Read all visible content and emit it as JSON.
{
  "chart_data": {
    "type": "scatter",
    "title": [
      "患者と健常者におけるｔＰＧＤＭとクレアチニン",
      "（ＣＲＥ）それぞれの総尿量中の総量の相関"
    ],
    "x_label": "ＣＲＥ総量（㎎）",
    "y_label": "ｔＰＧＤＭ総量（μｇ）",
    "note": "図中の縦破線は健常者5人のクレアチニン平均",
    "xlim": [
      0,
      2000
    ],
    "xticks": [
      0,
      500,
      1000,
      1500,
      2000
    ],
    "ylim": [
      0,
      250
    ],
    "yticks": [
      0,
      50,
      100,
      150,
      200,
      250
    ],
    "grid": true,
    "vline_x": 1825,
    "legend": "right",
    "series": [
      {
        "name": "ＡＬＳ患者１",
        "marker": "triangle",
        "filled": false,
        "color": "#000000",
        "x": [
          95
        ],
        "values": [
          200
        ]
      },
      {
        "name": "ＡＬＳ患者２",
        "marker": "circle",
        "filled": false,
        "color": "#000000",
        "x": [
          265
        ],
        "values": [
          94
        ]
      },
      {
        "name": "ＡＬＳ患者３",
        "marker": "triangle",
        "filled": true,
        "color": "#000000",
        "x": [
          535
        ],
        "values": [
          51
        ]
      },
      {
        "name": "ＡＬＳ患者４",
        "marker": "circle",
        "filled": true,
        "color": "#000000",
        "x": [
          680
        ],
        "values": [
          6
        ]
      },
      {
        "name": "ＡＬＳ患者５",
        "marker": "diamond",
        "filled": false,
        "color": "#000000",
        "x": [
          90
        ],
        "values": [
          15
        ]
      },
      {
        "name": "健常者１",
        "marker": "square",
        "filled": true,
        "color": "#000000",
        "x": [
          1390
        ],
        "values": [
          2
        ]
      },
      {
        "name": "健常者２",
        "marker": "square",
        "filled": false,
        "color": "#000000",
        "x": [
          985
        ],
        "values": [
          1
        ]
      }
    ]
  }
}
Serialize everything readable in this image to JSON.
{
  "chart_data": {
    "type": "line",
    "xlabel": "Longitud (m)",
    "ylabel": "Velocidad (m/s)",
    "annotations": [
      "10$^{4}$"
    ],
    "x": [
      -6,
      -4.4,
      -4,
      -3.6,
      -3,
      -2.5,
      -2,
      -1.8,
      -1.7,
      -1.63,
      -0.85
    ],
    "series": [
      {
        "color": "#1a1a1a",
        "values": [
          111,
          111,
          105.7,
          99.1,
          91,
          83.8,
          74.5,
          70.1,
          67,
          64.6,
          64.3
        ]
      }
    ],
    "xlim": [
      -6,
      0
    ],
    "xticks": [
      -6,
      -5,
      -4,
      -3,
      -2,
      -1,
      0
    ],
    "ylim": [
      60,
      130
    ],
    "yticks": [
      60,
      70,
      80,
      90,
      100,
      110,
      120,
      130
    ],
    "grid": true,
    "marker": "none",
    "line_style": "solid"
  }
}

· · · · · · ·

# Written instruction:
Your task is to give the records above again, exactly.

# Problem solution:
Read all visible content and emit it as JSON.
{
  "chart_data": {
    "type": "scatter",
    "title": [
      "患者と健常者におけるｔＰＧＤＭとクレアチニン",
      "（ＣＲＥ）それぞれの総尿量中の総量の相関"
    ],
    "x_label": "ＣＲＥ総量（㎎）",
    "y_label": "ｔＰＧＤＭ総量（μｇ）",
    "note": "図中の縦破線は健常者5人のクレアチニン平均",
    "xlim": [
      0,
      2000
    ],
    "xticks": [
      0,
      500,
      1000,
      1500,
      2000
    ],
    "ylim": [
      0,
      250
    ],
    "yticks": [
      0,
      50,
      100,
      150,
      200,
      250
    ],
    "grid": true,
    "vline_x": 1825,
    "legend": "right",
    "series": [
      {
        "name": "ＡＬＳ患者１",
        "marker": "triangle",
        "filled": false,
        "color": "#000000",
        "x": [
          95
        ],
        "values": [
          200
        ]
      },
      {
        "name": "ＡＬＳ患者２",
        "marker": "circle",
        "filled": false,
        "color": "#000000",
        "x": [
          265
        ],
        "values": [
          94
        ]
      },
      {
        "name": "ＡＬＳ患者３",
        "marker": "triangle",
        "filled": true,
        "color": "#000000",
        "x": [
          535
        ],
        "values": [
          51
        ]
      },
      {
        "name": "ＡＬＳ患者４",
        "marker": "circle",
        "filled": true,
        "color": "#000000",
        "x": [
          680
        ],
        "values": [
          6
        ]
      },
      {
        "name": "ＡＬＳ患者５",
        "marker": "diamond",
        "filled": false,
        "color": "#000000",
        "x": [
          90
        ],
        "values": [
          15
        ]
      },
      {
        "name": "健常者１",
        "marker": "square",
        "filled": true,
        "color": "#000000",
        "x": [
          1390
        ],
        "values": [
          2
        ]
      },
      {
        "name": "健常者２",
        "marker": "square",
        "filled": false,
        "color": "#000000",
        "x": [
          985
        ],
        "values": [
          1
        ]
      }
    ]
  }
}
Serialize everything readable in this image to JSON.
{
  "chart_data": {
    "type": "line",
    "xlabel": "Longitud (m)",
    "ylabel": "Velocidad (m/s)",
    "annotations": [
      "10$^{4}$"
    ],
    "x": [
      -6,
      -4.4,
      -4,
      -3.6,
      -3,
      -2.5,
      -2,
      -1.8,
      -1.7,
      -1.63,
      -0.85
    ],
    "series": [
      {
        "color": "#1a1a1a",
        "values": [
          111,
          111,
          105.7,
          99.1,
          91,
          83.8,
          74.5,
          70.1,
          67,
          64.6,
          64.3
        ]
      }
    ],
    "xlim": [
      -6,
      0
    ],
    "xticks": [
      -6,
      -5,
      -4,
      -3,
      -2,
      -1,
      0
    ],
    "ylim": [
      60,
      130
    ],
    "yticks": [
      60,
      70,
      80,
      90,
      100,
      110,
      120,
      130
    ],
    "grid": true,
    "marker": "none",
    "line_style": "solid"
  }
}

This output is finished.